§ Set task
Skip the pictures. Transcribe the rest of the data below without changing a word.

§ Material shown
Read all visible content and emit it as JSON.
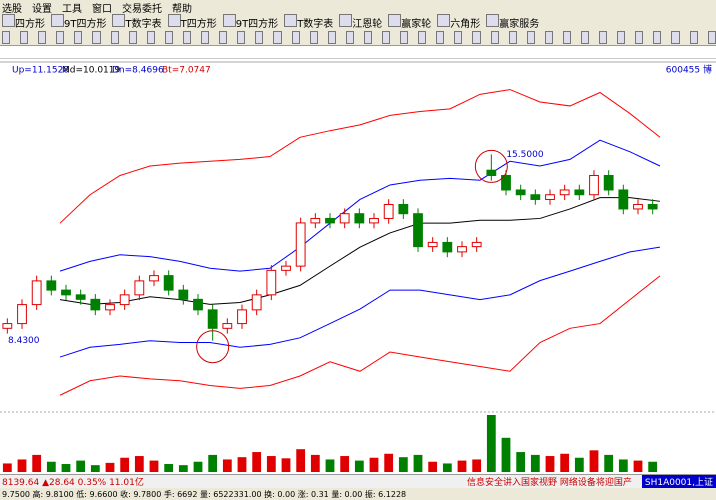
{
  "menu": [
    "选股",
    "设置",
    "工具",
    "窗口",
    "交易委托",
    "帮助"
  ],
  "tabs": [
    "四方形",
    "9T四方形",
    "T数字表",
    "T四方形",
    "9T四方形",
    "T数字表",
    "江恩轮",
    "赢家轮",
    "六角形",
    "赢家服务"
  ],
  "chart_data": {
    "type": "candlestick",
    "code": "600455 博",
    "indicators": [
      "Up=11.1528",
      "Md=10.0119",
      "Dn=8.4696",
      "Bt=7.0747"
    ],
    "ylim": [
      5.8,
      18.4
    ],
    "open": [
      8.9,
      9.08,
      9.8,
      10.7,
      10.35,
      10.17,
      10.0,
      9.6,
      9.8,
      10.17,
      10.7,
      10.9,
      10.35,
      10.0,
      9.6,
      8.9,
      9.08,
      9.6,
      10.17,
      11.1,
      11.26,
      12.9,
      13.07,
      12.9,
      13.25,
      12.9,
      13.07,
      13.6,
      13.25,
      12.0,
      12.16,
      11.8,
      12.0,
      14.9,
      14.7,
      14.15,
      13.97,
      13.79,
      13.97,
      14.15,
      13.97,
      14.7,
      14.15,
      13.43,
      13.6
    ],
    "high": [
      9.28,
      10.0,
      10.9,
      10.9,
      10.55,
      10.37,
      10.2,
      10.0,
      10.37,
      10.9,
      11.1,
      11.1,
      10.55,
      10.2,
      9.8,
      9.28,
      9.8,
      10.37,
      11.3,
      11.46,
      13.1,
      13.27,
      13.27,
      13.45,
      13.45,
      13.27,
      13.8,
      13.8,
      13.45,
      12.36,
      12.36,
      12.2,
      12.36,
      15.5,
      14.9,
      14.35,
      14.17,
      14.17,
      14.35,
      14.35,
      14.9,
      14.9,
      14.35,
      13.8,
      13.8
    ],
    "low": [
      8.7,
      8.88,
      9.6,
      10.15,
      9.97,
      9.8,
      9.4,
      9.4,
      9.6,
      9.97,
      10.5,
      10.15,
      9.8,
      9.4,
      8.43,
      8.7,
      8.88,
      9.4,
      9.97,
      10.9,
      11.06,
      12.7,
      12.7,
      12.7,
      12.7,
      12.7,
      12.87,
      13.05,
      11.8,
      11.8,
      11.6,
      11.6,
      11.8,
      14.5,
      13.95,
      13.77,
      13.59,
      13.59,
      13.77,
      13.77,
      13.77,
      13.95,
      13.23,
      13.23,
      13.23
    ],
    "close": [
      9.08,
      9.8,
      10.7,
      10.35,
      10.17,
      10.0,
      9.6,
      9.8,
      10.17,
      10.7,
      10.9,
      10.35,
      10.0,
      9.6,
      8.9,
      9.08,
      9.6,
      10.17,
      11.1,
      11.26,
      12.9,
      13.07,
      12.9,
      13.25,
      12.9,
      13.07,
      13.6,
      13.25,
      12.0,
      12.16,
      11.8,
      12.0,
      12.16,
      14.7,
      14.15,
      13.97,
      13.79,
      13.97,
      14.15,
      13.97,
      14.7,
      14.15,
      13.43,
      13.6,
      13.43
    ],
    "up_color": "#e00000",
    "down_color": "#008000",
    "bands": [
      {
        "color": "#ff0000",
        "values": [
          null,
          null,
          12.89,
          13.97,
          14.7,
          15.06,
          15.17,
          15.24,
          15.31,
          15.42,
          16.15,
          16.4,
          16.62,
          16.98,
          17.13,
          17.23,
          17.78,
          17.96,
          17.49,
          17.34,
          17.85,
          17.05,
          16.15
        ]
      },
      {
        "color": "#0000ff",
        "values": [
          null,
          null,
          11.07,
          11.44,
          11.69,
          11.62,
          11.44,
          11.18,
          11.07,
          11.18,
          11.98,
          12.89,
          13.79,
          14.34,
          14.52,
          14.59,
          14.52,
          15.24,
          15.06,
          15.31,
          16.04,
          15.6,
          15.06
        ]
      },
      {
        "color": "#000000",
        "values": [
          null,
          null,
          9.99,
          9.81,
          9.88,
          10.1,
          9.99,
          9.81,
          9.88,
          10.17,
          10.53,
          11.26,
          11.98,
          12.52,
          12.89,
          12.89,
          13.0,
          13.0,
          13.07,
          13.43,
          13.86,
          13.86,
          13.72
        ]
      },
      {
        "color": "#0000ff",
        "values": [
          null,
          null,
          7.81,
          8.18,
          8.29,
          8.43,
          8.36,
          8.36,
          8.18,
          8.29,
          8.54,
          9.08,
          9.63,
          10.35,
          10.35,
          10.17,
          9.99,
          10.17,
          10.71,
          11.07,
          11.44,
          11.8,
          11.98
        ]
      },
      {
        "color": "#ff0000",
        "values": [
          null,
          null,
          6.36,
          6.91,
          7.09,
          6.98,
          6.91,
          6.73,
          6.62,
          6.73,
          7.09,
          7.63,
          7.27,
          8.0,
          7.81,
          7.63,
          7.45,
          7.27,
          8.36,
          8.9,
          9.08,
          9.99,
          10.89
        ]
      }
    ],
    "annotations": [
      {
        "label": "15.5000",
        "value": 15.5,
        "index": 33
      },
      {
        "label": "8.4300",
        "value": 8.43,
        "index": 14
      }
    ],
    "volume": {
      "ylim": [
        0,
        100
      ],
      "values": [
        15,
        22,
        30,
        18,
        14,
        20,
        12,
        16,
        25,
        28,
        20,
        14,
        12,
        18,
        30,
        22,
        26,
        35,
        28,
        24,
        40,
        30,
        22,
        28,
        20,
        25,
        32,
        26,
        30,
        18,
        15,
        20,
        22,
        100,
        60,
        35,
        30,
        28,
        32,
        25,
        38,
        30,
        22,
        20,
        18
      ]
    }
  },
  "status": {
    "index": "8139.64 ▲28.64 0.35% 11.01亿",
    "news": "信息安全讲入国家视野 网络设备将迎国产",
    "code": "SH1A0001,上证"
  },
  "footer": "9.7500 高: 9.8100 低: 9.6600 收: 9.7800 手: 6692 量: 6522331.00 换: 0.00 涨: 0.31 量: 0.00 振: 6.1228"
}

§ Solution to this problem
Read all visible content and emit it as JSON.
{
  "menu": [
    "选股",
    "设置",
    "工具",
    "窗口",
    "交易委托",
    "帮助"
  ],
  "tabs": [
    "四方形",
    "9T四方形",
    "T数字表",
    "T四方形",
    "9T四方形",
    "T数字表",
    "江恩轮",
    "赢家轮",
    "六角形",
    "赢家服务"
  ],
  "chart_data": {
    "type": "candlestick",
    "code": "600455 博",
    "indicators": [
      "Up=11.1528",
      "Md=10.0119",
      "Dn=8.4696",
      "Bt=7.0747"
    ],
    "ylim": [
      5.8,
      18.4
    ],
    "open": [
      8.9,
      9.08,
      9.8,
      10.7,
      10.35,
      10.17,
      10.0,
      9.6,
      9.8,
      10.17,
      10.7,
      10.9,
      10.35,
      10.0,
      9.6,
      8.9,
      9.08,
      9.6,
      10.17,
      11.1,
      11.26,
      12.9,
      13.07,
      12.9,
      13.25,
      12.9,
      13.07,
      13.6,
      13.25,
      12.0,
      12.16,
      11.8,
      12.0,
      14.9,
      14.7,
      14.15,
      13.97,
      13.79,
      13.97,
      14.15,
      13.97,
      14.7,
      14.15,
      13.43,
      13.6
    ],
    "high": [
      9.28,
      10.0,
      10.9,
      10.9,
      10.55,
      10.37,
      10.2,
      10.0,
      10.37,
      10.9,
      11.1,
      11.1,
      10.55,
      10.2,
      9.8,
      9.28,
      9.8,
      10.37,
      11.3,
      11.46,
      13.1,
      13.27,
      13.27,
      13.45,
      13.45,
      13.27,
      13.8,
      13.8,
      13.45,
      12.36,
      12.36,
      12.2,
      12.36,
      15.5,
      14.9,
      14.35,
      14.17,
      14.17,
      14.35,
      14.35,
      14.9,
      14.9,
      14.35,
      13.8,
      13.8
    ],
    "low": [
      8.7,
      8.88,
      9.6,
      10.15,
      9.97,
      9.8,
      9.4,
      9.4,
      9.6,
      9.97,
      10.5,
      10.15,
      9.8,
      9.4,
      8.43,
      8.7,
      8.88,
      9.4,
      9.97,
      10.9,
      11.06,
      12.7,
      12.7,
      12.7,
      12.7,
      12.7,
      12.87,
      13.05,
      11.8,
      11.8,
      11.6,
      11.6,
      11.8,
      14.5,
      13.95,
      13.77,
      13.59,
      13.59,
      13.77,
      13.77,
      13.77,
      13.95,
      13.23,
      13.23,
      13.23
    ],
    "close": [
      9.08,
      9.8,
      10.7,
      10.35,
      10.17,
      10.0,
      9.6,
      9.8,
      10.17,
      10.7,
      10.9,
      10.35,
      10.0,
      9.6,
      8.9,
      9.08,
      9.6,
      10.17,
      11.1,
      11.26,
      12.9,
      13.07,
      12.9,
      13.25,
      12.9,
      13.07,
      13.6,
      13.25,
      12.0,
      12.16,
      11.8,
      12.0,
      12.16,
      14.7,
      14.15,
      13.97,
      13.79,
      13.97,
      14.15,
      13.97,
      14.7,
      14.15,
      13.43,
      13.6,
      13.43
    ],
    "up_color": "#e00000",
    "down_color": "#008000",
    "bands": [
      {
        "color": "#ff0000",
        "values": [
          null,
          null,
          12.89,
          13.97,
          14.7,
          15.06,
          15.17,
          15.24,
          15.31,
          15.42,
          16.15,
          16.4,
          16.62,
          16.98,
          17.13,
          17.23,
          17.78,
          17.96,
          17.49,
          17.34,
          17.85,
          17.05,
          16.15
        ]
      },
      {
        "color": "#0000ff",
        "values": [
          null,
          null,
          11.07,
          11.44,
          11.69,
          11.62,
          11.44,
          11.18,
          11.07,
          11.18,
          11.98,
          12.89,
          13.79,
          14.34,
          14.52,
          14.59,
          14.52,
          15.24,
          15.06,
          15.31,
          16.04,
          15.6,
          15.06
        ]
      },
      {
        "color": "#000000",
        "values": [
          null,
          null,
          9.99,
          9.81,
          9.88,
          10.1,
          9.99,
          9.81,
          9.88,
          10.17,
          10.53,
          11.26,
          11.98,
          12.52,
          12.89,
          12.89,
          13.0,
          13.0,
          13.07,
          13.43,
          13.86,
          13.86,
          13.72
        ]
      },
      {
        "color": "#0000ff",
        "values": [
          null,
          null,
          7.81,
          8.18,
          8.29,
          8.43,
          8.36,
          8.36,
          8.18,
          8.29,
          8.54,
          9.08,
          9.63,
          10.35,
          10.35,
          10.17,
          9.99,
          10.17,
          10.71,
          11.07,
          11.44,
          11.8,
          11.98
        ]
      },
      {
        "color": "#ff0000",
        "values": [
          null,
          null,
          6.36,
          6.91,
          7.09,
          6.98,
          6.91,
          6.73,
          6.62,
          6.73,
          7.09,
          7.63,
          7.27,
          8.0,
          7.81,
          7.63,
          7.45,
          7.27,
          8.36,
          8.9,
          9.08,
          9.99,
          10.89
        ]
      }
    ],
    "annotations": [
      {
        "label": "15.5000",
        "value": 15.5,
        "index": 33
      },
      {
        "label": "8.4300",
        "value": 8.43,
        "index": 14
      }
    ],
    "volume": {
      "ylim": [
        0,
        100
      ],
      "values": [
        15,
        22,
        30,
        18,
        14,
        20,
        12,
        16,
        25,
        28,
        20,
        14,
        12,
        18,
        30,
        22,
        26,
        35,
        28,
        24,
        40,
        30,
        22,
        28,
        20,
        25,
        32,
        26,
        30,
        18,
        15,
        20,
        22,
        100,
        60,
        35,
        30,
        28,
        32,
        25,
        38,
        30,
        22,
        20,
        18
      ]
    }
  },
  "status": {
    "index": "8139.64 ▲28.64 0.35% 11.01亿",
    "news": "信息安全讲入国家视野 网络设备将迎国产",
    "code": "SH1A0001,上证"
  },
  "footer": "9.7500 高: 9.8100 低: 9.6600 收: 9.7800 手: 6692 量: 6522331.00 换: 0.00 涨: 0.31 量: 0.00 振: 6.1228"
}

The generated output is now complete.